# REQUEST
Set the listing down again in full, word for word, with the pictures left out.

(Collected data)
● ● ● ● ● ● ●

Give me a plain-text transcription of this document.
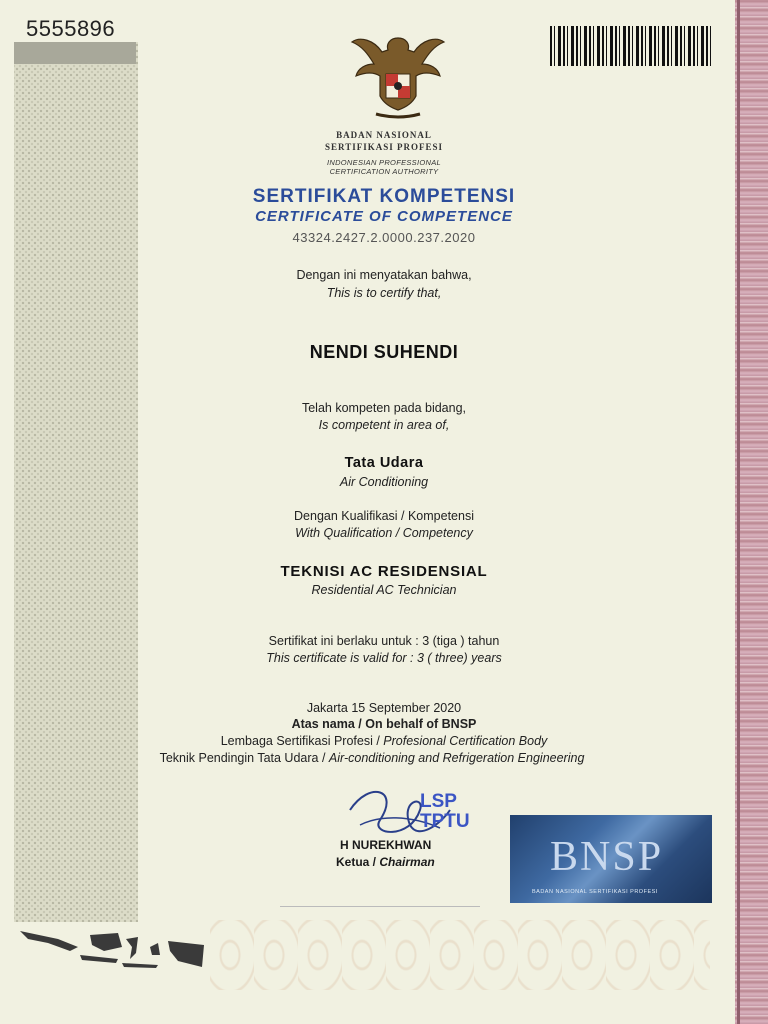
5555896
BADAN NASIONAL
SERTIFIKASI PROFESI
INDONESIAN PROFESSIONAL
CERTIFICATION AUTHORITY
SERTIFIKAT KOMPETENSI
CERTIFICATE OF COMPETENCE
43324.2427.2.0000.237.2020
Dengan ini menyatakan bahwa,
This is to certify that,
NENDI SUHENDI
Telah kompeten pada bidang,
Is competent in area of,
Tata Udara
Air Conditioning
Dengan Kualifikasi / Kompetensi
With Qualification / Competency
TEKNISI AC RESIDENSIAL
Residential AC Technician
Sertifikat ini berlaku untuk : 3 (tiga ) tahun
This certificate is valid for : 3 ( three) years
Jakarta 15 September 2020
Atas nama / On behalf of BNSP
Lembaga Sertifikasi Profesi / Profesional Certification Body
Teknik Pendingin Tata Udara / Air-conditioning and Refrigeration Engineering
LSP
TPTU
H NUREKHWAN
Ketua / Chairman	BNSP
BADAN NASIONAL SERTIFIKASI PROFESI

● ● ● ● ● ● ●

# EXPECTED ANSWER
Give me a plain-text transcription of this document.
5555896
BADAN NASIONAL
SERTIFIKASI PROFESI
INDONESIAN PROFESSIONAL
CERTIFICATION AUTHORITY
SERTIFIKAT KOMPETENSI
CERTIFICATE OF COMPETENCE
43324.2427.2.0000.237.2020
Dengan ini menyatakan bahwa,
This is to certify that,
NENDI SUHENDI
Telah kompeten pada bidang,
Is competent in area of,
Tata Udara
Air Conditioning
Dengan Kualifikasi / Kompetensi
With Qualification / Competency
TEKNISI AC RESIDENSIAL
Residential AC Technician
Sertifikat ini berlaku untuk : 3 (tiga ) tahun
This certificate is valid for : 3 ( three) years
Jakarta 15 September 2020
Atas nama / On behalf of BNSP
Lembaga Sertifikasi Profesi / Profesional Certification Body
Teknik Pendingin Tata Udara / Air-conditioning and Refrigeration Engineering
LSP
TPTU
H NUREKHWAN
Ketua / Chairman	BNSP
BADAN NASIONAL SERTIFIKASI PROFESI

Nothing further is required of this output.